DATASET CONTENT START

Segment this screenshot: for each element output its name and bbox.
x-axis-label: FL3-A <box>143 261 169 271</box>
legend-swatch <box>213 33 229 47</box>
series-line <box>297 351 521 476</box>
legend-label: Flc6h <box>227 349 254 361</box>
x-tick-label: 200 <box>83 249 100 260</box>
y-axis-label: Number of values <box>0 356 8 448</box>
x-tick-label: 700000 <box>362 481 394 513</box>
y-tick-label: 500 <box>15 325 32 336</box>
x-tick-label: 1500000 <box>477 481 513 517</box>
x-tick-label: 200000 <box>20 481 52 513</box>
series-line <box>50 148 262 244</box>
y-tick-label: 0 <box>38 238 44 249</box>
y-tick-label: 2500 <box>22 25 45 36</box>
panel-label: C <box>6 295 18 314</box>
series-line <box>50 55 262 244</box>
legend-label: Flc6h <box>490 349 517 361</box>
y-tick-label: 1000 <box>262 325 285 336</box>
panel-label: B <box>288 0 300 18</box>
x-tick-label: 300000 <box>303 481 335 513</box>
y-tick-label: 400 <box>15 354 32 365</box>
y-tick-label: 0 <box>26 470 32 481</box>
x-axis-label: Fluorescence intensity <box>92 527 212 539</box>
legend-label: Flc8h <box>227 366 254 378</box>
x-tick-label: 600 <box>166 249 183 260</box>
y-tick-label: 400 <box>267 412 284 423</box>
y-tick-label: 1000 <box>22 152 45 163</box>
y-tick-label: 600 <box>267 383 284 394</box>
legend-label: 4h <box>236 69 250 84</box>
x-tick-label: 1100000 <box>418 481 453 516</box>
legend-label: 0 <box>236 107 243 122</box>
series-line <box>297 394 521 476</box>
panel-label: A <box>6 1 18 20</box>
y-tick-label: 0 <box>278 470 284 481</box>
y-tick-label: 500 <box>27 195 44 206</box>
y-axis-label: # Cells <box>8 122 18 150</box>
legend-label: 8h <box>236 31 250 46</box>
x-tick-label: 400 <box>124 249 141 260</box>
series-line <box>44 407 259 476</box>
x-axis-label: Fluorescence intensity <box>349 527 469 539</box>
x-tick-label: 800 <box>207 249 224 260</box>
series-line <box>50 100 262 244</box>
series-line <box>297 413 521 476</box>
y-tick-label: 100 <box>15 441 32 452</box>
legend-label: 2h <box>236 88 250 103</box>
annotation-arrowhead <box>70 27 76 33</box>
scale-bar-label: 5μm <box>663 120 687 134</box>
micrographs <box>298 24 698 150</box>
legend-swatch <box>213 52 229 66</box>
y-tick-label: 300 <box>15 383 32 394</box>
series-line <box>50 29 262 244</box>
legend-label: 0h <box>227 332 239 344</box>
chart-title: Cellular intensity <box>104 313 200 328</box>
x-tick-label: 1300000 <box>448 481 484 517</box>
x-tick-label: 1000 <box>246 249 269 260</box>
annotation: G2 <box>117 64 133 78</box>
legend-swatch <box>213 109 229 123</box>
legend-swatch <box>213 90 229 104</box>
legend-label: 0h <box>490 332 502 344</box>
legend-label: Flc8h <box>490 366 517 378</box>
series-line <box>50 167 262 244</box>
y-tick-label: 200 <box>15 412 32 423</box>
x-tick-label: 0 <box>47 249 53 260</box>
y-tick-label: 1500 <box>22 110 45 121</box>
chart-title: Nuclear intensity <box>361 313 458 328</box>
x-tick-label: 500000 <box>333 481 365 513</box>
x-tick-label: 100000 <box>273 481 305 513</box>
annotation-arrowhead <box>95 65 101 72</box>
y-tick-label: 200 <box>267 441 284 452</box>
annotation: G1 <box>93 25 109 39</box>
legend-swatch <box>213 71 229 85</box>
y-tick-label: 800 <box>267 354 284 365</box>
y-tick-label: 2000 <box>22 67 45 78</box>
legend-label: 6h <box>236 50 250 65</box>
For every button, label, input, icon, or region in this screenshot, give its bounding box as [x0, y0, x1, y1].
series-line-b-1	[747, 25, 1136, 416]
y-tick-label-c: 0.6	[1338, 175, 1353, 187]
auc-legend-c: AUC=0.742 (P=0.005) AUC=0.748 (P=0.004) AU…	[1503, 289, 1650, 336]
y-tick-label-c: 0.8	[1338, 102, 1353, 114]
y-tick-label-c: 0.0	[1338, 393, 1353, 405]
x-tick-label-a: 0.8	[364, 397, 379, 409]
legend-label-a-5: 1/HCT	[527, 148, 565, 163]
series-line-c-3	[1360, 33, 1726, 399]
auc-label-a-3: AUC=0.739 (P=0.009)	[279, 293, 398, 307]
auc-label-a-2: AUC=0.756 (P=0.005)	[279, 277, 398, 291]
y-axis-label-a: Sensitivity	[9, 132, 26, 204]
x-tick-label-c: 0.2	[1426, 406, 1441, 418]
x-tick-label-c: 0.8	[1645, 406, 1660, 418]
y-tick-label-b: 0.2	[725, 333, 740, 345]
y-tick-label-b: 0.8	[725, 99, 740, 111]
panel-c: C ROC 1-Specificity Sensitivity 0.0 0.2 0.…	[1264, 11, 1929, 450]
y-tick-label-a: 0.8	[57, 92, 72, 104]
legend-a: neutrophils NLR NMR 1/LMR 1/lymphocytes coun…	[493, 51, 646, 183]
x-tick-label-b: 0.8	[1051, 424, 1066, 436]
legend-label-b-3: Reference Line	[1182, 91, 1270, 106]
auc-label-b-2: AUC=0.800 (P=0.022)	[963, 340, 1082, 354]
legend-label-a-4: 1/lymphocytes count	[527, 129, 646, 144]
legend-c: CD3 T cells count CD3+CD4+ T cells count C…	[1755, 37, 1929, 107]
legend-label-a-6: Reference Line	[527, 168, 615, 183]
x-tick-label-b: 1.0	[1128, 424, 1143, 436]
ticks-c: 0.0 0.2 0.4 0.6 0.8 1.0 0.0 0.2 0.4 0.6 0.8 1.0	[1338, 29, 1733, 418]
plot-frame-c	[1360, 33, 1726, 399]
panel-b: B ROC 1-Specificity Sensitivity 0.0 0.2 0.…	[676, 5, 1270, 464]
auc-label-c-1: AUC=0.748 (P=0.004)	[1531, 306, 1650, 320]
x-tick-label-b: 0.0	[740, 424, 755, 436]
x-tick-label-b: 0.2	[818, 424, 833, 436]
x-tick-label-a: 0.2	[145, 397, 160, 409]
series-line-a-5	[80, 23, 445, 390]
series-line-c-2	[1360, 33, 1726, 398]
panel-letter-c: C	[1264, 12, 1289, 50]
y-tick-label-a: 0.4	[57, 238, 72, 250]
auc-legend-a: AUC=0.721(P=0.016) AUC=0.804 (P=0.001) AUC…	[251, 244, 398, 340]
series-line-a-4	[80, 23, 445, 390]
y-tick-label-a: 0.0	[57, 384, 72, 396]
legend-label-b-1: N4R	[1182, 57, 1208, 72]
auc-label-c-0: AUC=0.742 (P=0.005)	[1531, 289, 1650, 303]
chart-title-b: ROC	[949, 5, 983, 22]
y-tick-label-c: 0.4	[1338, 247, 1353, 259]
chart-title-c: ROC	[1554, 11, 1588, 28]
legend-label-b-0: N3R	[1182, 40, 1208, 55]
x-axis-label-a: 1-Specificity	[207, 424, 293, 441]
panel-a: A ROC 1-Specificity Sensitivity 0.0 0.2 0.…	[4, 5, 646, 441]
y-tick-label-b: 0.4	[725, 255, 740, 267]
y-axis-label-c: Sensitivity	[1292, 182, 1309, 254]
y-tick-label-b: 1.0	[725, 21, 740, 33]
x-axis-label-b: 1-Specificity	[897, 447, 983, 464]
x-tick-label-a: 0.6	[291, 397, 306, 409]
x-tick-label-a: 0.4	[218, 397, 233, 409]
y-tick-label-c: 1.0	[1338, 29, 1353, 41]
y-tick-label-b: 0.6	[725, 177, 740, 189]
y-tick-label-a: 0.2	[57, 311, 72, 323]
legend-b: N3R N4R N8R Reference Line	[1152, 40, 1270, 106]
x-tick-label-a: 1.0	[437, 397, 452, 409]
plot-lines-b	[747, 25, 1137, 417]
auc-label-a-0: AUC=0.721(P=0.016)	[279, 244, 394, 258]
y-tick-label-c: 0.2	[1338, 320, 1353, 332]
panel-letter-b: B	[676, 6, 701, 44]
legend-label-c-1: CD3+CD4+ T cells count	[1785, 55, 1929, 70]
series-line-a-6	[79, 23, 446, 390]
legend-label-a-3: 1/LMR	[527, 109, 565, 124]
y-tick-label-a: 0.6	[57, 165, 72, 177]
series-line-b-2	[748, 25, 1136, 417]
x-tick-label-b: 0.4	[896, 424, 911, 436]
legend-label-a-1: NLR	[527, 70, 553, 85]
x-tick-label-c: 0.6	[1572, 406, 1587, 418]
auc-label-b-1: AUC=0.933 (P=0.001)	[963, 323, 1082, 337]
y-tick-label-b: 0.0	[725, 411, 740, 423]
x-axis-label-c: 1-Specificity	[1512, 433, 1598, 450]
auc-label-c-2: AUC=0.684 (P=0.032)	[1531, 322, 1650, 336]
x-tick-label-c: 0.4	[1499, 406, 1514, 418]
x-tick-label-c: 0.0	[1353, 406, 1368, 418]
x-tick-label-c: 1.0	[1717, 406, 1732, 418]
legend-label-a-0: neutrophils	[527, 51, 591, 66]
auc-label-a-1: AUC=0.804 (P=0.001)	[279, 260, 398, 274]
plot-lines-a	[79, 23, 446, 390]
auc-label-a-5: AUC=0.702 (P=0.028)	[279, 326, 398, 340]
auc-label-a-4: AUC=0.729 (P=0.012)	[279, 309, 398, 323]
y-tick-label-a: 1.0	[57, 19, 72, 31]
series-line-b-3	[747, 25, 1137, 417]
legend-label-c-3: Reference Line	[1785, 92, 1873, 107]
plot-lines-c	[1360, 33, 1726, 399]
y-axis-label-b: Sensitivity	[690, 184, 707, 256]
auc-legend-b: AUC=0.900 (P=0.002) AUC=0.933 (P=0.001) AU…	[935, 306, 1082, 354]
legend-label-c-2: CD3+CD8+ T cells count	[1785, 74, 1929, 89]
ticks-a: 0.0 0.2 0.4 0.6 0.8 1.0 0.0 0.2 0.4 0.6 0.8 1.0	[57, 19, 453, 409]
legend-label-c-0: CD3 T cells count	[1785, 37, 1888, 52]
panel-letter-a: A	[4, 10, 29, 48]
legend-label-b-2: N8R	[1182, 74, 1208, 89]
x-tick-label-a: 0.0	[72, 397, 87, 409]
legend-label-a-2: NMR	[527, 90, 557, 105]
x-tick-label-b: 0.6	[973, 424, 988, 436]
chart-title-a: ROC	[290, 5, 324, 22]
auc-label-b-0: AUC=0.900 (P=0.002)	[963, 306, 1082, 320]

DATASET CONTENT END

Return every line of the listing that has the word "plot" in it.

*ANSWER TO THE EXERCISE*.
plot-frame-c	[1360, 33, 1726, 399]
plot-lines-b	[747, 25, 1137, 417]
plot-lines-a	[79, 23, 446, 390]
plot-lines-c	[1360, 33, 1726, 399]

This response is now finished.